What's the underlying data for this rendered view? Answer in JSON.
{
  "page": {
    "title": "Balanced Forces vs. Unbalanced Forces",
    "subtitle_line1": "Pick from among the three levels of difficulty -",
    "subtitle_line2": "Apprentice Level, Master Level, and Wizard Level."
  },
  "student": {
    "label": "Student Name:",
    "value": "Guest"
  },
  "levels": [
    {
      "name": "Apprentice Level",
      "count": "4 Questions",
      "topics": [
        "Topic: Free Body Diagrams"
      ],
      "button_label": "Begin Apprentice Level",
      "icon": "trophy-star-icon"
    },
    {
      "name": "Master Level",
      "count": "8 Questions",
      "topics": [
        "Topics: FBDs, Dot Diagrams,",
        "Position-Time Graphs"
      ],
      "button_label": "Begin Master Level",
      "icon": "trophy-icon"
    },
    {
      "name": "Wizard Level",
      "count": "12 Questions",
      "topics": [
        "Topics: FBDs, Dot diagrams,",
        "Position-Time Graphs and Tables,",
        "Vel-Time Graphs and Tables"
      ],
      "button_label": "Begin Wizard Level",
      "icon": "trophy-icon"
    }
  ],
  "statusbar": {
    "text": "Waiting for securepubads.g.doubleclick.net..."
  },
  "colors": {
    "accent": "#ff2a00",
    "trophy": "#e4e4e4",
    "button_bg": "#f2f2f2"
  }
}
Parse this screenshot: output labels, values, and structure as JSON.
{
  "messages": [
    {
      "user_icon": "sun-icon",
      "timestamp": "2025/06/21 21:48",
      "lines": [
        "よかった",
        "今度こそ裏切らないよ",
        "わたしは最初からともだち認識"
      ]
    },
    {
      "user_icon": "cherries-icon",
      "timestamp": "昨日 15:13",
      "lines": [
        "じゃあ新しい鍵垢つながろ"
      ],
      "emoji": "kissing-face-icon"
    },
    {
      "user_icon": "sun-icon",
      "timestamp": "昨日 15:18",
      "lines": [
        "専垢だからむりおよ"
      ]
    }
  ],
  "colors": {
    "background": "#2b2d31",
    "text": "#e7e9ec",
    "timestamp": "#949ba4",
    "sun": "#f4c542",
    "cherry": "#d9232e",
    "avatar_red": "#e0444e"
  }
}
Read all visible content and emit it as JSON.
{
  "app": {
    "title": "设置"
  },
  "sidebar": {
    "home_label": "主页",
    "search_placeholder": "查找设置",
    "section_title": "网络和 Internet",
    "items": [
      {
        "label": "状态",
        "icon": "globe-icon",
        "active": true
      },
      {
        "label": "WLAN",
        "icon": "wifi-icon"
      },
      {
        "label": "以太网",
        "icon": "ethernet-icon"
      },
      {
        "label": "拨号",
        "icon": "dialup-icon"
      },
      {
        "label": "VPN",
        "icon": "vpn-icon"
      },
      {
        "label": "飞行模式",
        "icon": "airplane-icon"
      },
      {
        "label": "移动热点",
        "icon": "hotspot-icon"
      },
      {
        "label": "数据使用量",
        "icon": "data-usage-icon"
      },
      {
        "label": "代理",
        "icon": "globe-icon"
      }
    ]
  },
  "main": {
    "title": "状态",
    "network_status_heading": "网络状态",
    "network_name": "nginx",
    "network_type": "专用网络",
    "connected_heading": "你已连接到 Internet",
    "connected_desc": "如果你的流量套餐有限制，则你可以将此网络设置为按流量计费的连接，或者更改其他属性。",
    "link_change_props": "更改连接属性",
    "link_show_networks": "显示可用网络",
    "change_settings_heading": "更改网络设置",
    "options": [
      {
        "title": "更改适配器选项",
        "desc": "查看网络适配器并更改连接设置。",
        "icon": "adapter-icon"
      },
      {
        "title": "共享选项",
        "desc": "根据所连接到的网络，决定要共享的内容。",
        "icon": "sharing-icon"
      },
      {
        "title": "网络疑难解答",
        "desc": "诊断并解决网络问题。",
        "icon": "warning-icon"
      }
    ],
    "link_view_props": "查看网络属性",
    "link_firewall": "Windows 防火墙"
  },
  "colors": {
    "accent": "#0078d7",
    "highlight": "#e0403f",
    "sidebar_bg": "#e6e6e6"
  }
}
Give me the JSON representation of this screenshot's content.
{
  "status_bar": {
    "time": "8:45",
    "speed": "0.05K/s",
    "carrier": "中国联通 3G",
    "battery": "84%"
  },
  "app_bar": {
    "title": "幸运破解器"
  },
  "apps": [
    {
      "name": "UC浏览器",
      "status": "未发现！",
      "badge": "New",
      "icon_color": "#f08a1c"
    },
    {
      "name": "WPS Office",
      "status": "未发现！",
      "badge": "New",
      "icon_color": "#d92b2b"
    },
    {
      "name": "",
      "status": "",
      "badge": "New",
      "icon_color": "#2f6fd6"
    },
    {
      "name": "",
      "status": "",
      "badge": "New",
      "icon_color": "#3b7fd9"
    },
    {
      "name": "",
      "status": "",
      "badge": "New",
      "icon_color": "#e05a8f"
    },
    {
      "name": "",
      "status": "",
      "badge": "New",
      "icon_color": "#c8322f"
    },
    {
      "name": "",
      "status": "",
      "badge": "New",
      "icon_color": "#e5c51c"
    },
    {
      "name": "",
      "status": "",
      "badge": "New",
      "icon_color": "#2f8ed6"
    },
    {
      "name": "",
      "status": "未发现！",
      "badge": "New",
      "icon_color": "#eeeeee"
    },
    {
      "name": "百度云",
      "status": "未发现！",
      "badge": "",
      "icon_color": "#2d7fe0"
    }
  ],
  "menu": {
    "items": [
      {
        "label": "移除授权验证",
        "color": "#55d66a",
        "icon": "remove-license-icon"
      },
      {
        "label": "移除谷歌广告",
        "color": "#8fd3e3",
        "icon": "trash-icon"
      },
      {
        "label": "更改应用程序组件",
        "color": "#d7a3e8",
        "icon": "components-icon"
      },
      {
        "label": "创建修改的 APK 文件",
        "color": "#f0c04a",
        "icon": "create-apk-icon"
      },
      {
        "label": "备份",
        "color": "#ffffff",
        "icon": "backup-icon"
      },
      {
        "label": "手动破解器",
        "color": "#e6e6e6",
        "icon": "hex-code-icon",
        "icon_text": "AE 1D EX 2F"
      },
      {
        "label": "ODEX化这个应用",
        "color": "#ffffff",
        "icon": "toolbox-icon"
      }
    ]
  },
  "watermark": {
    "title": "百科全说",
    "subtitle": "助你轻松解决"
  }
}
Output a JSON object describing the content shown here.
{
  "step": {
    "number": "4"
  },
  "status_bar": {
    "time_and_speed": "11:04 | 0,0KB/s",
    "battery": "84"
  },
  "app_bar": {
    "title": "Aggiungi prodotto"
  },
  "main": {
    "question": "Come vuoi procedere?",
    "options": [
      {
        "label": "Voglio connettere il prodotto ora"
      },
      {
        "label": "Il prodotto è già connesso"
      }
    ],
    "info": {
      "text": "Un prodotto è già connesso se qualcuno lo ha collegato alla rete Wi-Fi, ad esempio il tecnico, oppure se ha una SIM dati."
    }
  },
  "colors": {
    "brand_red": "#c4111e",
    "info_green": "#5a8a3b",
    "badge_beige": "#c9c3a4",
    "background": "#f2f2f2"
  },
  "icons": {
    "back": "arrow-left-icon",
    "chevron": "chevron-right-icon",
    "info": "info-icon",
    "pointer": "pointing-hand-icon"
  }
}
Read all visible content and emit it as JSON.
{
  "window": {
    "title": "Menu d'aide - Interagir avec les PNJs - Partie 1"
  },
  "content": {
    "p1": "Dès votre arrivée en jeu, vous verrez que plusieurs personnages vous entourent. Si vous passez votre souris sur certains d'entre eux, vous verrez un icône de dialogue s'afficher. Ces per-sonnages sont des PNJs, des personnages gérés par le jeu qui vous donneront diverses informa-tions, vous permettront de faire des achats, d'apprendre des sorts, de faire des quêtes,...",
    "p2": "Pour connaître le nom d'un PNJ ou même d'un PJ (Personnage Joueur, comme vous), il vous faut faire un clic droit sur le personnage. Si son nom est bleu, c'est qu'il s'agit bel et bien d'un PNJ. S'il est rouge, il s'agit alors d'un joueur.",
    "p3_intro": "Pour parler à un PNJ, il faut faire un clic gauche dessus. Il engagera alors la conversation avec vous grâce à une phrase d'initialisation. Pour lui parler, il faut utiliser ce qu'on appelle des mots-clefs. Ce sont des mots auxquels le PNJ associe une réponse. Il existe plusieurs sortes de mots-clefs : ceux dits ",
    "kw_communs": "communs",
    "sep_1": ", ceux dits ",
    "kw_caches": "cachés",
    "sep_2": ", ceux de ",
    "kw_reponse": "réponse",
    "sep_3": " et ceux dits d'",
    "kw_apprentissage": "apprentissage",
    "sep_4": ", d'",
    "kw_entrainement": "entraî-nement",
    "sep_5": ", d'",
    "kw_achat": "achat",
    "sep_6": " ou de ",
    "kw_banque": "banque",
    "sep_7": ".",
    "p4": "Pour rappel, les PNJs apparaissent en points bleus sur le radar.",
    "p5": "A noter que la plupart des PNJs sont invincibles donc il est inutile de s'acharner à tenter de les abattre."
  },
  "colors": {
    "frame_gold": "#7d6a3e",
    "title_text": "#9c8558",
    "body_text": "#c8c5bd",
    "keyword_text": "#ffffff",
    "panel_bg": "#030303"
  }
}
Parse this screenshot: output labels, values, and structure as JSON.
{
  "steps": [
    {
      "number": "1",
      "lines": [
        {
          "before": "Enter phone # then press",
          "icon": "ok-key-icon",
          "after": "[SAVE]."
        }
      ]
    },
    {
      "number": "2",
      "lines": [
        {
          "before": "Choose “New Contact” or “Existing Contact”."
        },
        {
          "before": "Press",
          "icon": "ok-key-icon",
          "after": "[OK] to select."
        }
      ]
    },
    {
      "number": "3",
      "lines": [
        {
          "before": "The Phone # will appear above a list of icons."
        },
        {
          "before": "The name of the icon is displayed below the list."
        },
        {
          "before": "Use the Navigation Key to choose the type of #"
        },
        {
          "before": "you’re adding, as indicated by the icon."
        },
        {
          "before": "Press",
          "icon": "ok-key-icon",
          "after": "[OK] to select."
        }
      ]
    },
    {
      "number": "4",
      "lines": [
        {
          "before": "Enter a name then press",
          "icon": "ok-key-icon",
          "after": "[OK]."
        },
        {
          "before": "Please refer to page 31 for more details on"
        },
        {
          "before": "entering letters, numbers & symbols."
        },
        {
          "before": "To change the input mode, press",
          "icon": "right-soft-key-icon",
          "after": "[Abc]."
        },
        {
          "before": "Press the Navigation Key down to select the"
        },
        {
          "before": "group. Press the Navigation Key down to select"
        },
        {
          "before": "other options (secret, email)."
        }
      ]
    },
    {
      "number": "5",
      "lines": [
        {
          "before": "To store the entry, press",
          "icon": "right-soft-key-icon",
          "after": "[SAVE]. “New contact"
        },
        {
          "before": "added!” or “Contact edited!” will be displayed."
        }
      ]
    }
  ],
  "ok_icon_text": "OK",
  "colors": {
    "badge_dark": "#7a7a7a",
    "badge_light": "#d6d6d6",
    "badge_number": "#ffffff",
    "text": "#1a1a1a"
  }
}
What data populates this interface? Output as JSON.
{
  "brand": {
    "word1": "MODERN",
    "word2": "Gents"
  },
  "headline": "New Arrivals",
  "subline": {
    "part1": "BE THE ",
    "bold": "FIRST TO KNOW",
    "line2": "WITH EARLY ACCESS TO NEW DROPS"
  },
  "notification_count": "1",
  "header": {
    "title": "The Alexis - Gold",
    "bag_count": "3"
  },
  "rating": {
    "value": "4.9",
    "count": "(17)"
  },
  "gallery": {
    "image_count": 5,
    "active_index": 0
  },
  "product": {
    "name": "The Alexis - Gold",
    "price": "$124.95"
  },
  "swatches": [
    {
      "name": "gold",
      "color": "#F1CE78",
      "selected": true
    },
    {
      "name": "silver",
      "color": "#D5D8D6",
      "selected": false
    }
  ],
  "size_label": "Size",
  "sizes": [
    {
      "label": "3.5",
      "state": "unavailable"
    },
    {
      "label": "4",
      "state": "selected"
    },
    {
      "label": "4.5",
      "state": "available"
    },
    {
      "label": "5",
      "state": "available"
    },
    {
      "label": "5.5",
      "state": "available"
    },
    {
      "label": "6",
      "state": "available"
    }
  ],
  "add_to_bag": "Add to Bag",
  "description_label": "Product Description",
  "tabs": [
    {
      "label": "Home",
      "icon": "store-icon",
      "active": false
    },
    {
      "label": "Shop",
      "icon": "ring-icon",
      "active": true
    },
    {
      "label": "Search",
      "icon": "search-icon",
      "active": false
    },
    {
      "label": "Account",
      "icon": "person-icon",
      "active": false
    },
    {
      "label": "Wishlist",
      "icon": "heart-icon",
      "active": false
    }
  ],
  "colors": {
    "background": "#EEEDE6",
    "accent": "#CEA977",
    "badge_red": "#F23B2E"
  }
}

_WRITTEN PROBLEM_:
Identify each line in the entries with the word "prodotto" and copy it.

_EXPECTED ANSWER_:
    "title": "Aggiungi prodotto"
        "label": "Voglio connettere il prodotto ora"
        "label": "Il prodotto è già connesso"
      "text": "Un prodotto è già connesso se qualcuno lo ha collegato alla rete Wi-Fi, ad esempio il tecnico, oppure se ha una SIM dati."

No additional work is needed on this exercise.